• EXTRACTED RECORDS

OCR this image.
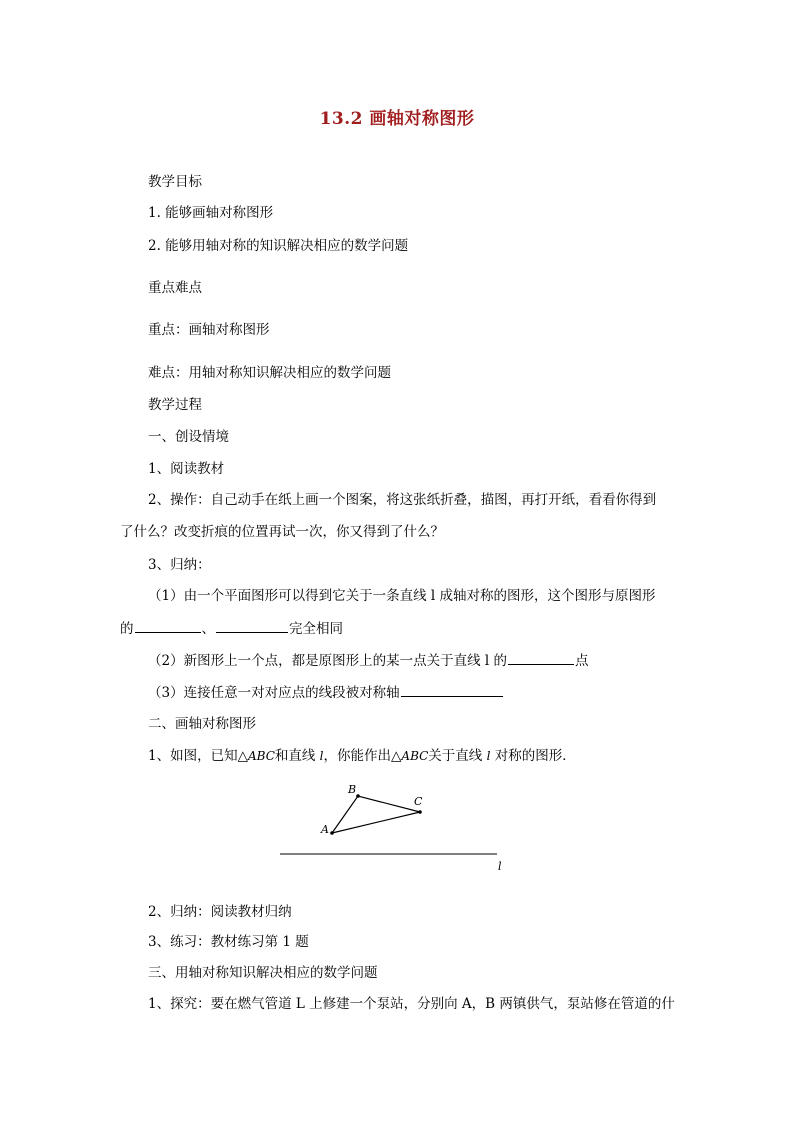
13.2 画轴对称图形
教学目标
1. 能够画轴对称图形
2. 能够用轴对称的知识解决相应的数学问题
重点难点
重点：画轴对称图形
难点：用轴对称知识解决相应的数学问题
教学过程
一、创设情境
1、阅读教材
2、操作：自己动手在纸上画一个图案，将这张纸折叠，描图，再打开纸，看看你得到
了什么？改变折痕的位置再试一次，你又得到了什么？
3、归纳：
（1）由一个平面图形可以得到它关于一条直线 l 成轴对称的图形，这个图形与原图形
的	、	完全相同
（2）新图形上一个点，都是原图形上的某一点关于直线 l 的	点
（3）连接任意一对对应点的线段被对称轴
二、画轴对称图形
1、如图，已知△ABC和直线 l，你能作出△ABC关于直线 l 对称的图形．
A
B
C
l
2、归纳：阅读教材归纳
3、练习：教材练习第 1 题
三、用轴对称知识解决相应的数学问题
1、探究：要在燃气管道 L 上修建一个泵站，分别向 A，B 两镇供气，泵站修在管道的什
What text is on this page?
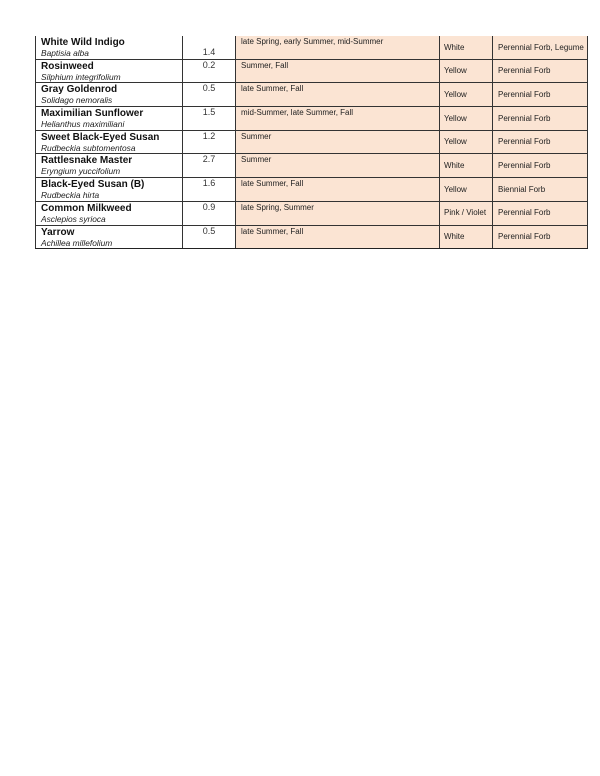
White Wild Indigo
Baptisia alba	1.4	late Spring, early Summer, mid-Summer	White	Perennial Forb, Legume

Rosinweed
Silphium integrifolium	0.2	Summer, Fall	Yellow	Perennial Forb

Gray Goldenrod
Solidago nemoralis	0.5	late Summer, Fall	Yellow	Perennial Forb

Maximilian Sunflower
Helianthus maximiliani	1.5	mid-Summer, late Summer, Fall	Yellow	Perennial Forb

Sweet Black-Eyed Susan
Rudbeckia subtomentosa	1.2	Summer	Yellow	Perennial Forb

Rattlesnake Master
Eryngium yuccifolium	2.7	Summer	White	Perennial Forb

Black-Eyed Susan (B)
Rudbeckia hirta	1.6	late Summer, Fall	Yellow	Biennial Forb

Common Milkweed
Asclepios syrioca	0.9	late Spring, Summer	Pink / Violet	Perennial Forb

Yarrow
Achillea millefolium	0.5	late Summer, Fall	White	Perennial Forb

• BRIEF
State how many lines include the string "White". Give no other information.

• FINAL RESULT
4